§ **YOUR INSTRUCTIONS**
Pick out each line of the records in which the word "color" appears.

§ **RECORDED DATA**
>> Start

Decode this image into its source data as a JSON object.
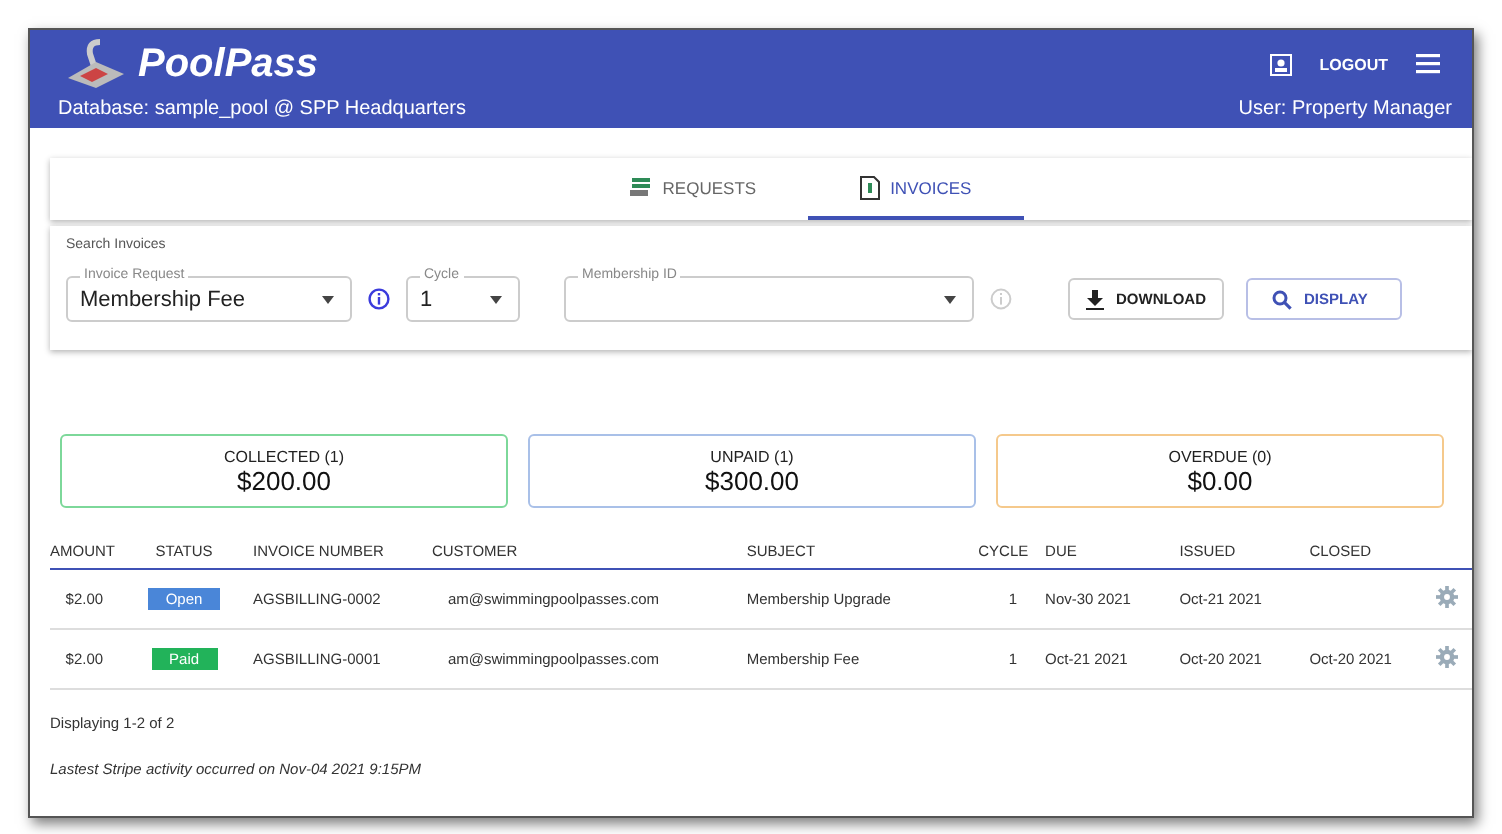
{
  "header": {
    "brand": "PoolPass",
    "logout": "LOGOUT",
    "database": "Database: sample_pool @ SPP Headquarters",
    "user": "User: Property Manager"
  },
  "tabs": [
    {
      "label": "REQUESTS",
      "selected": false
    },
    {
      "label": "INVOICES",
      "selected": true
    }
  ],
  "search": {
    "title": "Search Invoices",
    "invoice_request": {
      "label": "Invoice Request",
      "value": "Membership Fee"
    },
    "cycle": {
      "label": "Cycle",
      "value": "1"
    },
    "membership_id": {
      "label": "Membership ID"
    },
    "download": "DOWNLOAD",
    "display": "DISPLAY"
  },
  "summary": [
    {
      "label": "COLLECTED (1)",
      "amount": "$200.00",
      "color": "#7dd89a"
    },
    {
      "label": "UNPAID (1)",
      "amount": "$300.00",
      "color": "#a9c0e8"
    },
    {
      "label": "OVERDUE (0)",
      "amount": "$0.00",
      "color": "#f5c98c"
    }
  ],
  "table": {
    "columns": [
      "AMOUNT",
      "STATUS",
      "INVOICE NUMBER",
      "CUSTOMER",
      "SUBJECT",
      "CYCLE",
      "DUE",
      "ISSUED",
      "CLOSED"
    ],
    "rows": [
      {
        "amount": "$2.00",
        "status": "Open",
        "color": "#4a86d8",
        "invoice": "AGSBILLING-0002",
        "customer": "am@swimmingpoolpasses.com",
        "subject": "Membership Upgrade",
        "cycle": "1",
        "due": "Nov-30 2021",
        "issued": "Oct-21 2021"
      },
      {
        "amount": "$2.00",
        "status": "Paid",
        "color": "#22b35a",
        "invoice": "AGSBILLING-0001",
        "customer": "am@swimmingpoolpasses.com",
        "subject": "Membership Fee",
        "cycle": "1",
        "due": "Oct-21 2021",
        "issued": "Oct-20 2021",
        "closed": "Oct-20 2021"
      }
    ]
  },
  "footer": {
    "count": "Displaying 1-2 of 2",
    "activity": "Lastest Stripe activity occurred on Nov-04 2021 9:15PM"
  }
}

>> End

§ **ANSWER TO THE TASK**
      "color": "#7dd89a"
      "color": "#a9c0e8"
      "color": "#f5c98c"
        "color": "#4a86d8",
        "color": "#22b35a",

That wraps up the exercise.